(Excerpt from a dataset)

┄┄┄┄┄┄┄┄┄┄┄┄┄┄┄┄┄┄┄┄

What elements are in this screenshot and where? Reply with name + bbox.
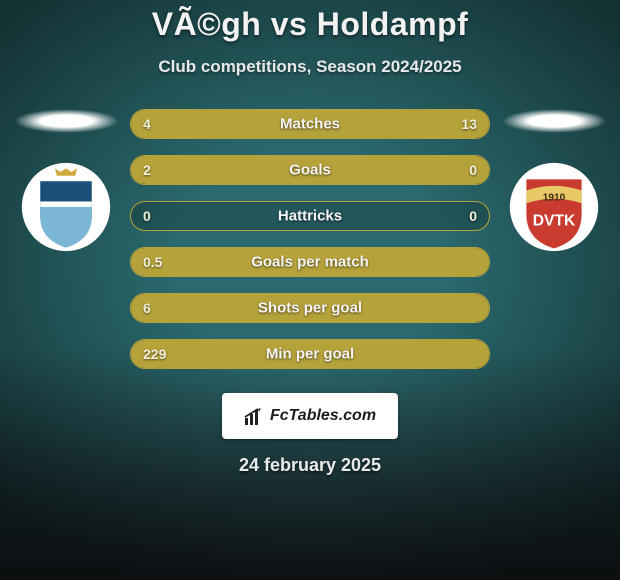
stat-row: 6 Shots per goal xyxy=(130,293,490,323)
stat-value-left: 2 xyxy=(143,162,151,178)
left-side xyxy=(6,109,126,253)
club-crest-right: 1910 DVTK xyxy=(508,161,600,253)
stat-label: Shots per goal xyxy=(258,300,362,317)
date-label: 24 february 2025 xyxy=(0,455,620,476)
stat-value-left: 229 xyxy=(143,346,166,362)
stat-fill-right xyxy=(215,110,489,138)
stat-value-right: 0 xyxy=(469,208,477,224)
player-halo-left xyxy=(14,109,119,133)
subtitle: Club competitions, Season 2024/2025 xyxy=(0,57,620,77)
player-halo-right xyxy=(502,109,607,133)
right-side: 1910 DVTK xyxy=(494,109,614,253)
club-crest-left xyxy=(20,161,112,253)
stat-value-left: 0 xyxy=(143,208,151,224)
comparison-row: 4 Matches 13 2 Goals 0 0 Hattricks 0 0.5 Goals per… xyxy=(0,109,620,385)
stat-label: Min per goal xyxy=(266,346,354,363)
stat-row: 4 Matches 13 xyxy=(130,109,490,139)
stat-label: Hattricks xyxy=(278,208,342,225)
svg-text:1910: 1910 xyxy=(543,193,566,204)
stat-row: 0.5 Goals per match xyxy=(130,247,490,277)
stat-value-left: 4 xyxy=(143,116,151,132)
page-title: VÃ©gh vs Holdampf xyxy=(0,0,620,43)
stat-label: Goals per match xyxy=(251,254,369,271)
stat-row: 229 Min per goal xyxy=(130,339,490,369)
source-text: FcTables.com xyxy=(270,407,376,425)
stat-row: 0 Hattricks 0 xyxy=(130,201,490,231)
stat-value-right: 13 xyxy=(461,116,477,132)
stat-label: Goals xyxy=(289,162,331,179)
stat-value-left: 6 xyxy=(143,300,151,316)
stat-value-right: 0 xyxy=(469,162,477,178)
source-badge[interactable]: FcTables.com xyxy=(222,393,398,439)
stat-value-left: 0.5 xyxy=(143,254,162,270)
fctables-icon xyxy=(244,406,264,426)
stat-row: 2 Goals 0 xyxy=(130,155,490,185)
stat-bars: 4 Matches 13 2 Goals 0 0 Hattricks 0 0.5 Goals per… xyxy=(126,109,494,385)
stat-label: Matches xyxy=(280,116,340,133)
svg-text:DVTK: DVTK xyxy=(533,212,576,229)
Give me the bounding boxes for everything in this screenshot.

┄┄┄┄┄┄┄┄┄┄┄┄┄┄┄┄┄┄┄┄

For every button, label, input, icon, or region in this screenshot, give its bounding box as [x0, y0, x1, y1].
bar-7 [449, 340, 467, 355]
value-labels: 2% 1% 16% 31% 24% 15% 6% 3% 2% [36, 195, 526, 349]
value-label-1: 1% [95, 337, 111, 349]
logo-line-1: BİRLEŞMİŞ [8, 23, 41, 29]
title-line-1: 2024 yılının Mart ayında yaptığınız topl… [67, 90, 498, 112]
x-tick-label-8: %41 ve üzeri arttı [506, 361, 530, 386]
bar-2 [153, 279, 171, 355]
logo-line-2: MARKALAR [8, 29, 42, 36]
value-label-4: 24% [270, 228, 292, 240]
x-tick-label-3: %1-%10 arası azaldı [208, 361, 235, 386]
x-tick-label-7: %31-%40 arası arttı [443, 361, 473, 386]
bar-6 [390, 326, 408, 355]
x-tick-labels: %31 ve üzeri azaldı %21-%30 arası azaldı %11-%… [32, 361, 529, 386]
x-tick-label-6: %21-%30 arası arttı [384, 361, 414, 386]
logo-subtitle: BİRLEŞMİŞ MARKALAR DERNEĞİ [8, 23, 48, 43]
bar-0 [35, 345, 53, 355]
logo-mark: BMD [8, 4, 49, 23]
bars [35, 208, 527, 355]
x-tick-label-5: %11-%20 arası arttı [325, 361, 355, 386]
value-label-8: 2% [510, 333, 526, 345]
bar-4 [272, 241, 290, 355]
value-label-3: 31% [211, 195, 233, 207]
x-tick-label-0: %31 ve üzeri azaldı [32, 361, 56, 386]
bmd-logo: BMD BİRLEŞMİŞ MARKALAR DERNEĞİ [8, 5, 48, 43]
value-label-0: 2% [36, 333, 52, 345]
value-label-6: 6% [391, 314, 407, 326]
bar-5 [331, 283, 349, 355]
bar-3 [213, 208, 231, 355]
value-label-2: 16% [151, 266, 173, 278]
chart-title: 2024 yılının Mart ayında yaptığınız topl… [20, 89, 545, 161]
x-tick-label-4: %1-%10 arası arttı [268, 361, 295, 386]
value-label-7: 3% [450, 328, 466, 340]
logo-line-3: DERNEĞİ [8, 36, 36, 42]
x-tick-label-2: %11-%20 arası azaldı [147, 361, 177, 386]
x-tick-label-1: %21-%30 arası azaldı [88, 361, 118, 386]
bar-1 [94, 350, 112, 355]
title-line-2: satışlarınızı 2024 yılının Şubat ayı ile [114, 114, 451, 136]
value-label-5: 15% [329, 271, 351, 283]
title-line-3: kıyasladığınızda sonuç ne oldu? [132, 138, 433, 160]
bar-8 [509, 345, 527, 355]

┄┄┄┄┄┄┄┄┄┄┄┄┄┄┄┄┄┄┄┄

Copy the items verbatim, from the line with "For every button, label, input, icon, or" to the line with "x-tick-label-1: %21-%30 arası", including both of those lines.

## THE ANSWER
For every button, label, input, icon, or region in this screenshot, give its bounding box as [x0, y0, x1, y1].
bar-7 [449, 340, 467, 355]
value-labels: 2% 1% 16% 31% 24% 15% 6% 3% 2% [36, 195, 526, 349]
value-label-1: 1% [95, 337, 111, 349]
logo-line-1: BİRLEŞMİŞ [8, 23, 41, 29]
title-line-1: 2024 yılının Mart ayında yaptığınız topl… [67, 90, 498, 112]
x-tick-label-8: %41 ve üzeri arttı [506, 361, 530, 386]
bar-2 [153, 279, 171, 355]
logo-line-2: MARKALAR [8, 29, 42, 36]
value-label-4: 24% [270, 228, 292, 240]
x-tick-label-3: %1-%10 arası azaldı [208, 361, 235, 386]
x-tick-label-7: %31-%40 arası arttı [443, 361, 473, 386]
bar-6 [390, 326, 408, 355]
x-tick-labels: %31 ve üzeri azaldı %21-%30 arası azaldı %11-%… [32, 361, 529, 386]
x-tick-label-6: %21-%30 arası arttı [384, 361, 414, 386]
logo-subtitle: BİRLEŞMİŞ MARKALAR DERNEĞİ [8, 23, 48, 43]
bar-0 [35, 345, 53, 355]
logo-mark: BMD [8, 4, 49, 23]
bars [35, 208, 527, 355]
x-tick-label-5: %11-%20 arası arttı [325, 361, 355, 386]
value-label-8: 2% [510, 333, 526, 345]
bar-4 [272, 241, 290, 355]
value-label-3: 31% [211, 195, 233, 207]
x-tick-label-0: %31 ve üzeri azaldı [32, 361, 56, 386]
bmd-logo: BMD BİRLEŞMİŞ MARKALAR DERNEĞİ [8, 5, 48, 43]
value-label-0: 2% [36, 333, 52, 345]
value-label-6: 6% [391, 314, 407, 326]
bar-5 [331, 283, 349, 355]
bar-3 [213, 208, 231, 355]
value-label-2: 16% [151, 266, 173, 278]
chart-title: 2024 yılının Mart ayında yaptığınız topl… [20, 89, 545, 161]
x-tick-label-4: %1-%10 arası arttı [268, 361, 295, 386]
value-label-7: 3% [450, 328, 466, 340]
logo-line-3: DERNEĞİ [8, 36, 36, 42]
x-tick-label-2: %11-%20 arası azaldı [147, 361, 177, 386]
x-tick-label-1: %21-%30 arası azaldı [88, 361, 118, 386]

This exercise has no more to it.